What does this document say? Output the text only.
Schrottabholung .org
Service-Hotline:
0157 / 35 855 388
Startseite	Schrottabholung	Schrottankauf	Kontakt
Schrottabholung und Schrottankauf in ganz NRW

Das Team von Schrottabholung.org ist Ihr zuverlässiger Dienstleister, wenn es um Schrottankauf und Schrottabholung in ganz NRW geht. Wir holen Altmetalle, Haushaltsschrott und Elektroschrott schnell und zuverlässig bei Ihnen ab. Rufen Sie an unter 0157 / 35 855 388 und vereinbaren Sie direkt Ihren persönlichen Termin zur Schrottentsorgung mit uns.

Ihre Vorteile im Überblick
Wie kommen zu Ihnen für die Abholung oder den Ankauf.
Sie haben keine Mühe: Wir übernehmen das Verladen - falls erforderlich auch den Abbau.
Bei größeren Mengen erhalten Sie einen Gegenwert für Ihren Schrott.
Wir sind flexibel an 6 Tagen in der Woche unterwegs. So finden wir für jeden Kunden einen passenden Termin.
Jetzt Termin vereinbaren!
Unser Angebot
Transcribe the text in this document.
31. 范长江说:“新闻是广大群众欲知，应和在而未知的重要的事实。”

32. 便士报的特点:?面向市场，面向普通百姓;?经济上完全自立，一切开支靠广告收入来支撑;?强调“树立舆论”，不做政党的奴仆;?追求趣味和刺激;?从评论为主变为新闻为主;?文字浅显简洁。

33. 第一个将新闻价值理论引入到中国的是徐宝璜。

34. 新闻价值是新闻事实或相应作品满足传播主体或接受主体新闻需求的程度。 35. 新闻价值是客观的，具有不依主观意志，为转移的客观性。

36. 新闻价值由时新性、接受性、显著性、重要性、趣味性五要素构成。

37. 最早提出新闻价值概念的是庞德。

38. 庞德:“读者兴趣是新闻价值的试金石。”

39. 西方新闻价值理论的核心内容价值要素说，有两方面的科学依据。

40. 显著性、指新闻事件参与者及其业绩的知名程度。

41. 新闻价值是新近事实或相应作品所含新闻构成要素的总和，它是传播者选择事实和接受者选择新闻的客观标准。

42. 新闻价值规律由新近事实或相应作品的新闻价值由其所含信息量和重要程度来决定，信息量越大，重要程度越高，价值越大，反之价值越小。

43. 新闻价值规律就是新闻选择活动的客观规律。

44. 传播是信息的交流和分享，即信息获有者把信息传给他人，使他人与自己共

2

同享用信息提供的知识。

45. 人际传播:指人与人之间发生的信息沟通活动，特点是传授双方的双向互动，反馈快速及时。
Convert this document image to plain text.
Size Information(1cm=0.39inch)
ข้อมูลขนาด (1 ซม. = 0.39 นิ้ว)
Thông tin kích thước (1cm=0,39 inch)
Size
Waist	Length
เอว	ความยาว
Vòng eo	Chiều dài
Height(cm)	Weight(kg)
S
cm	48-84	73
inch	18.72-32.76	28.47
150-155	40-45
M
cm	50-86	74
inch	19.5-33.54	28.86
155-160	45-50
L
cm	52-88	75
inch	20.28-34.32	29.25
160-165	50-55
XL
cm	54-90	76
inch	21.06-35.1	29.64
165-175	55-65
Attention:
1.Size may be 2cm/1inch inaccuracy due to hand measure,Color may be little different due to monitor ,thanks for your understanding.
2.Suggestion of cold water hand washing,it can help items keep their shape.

• [Given instruction]: State the count of lines that contain the string "Termin". Nothing else is needed.

• [Response for this exercise]: 3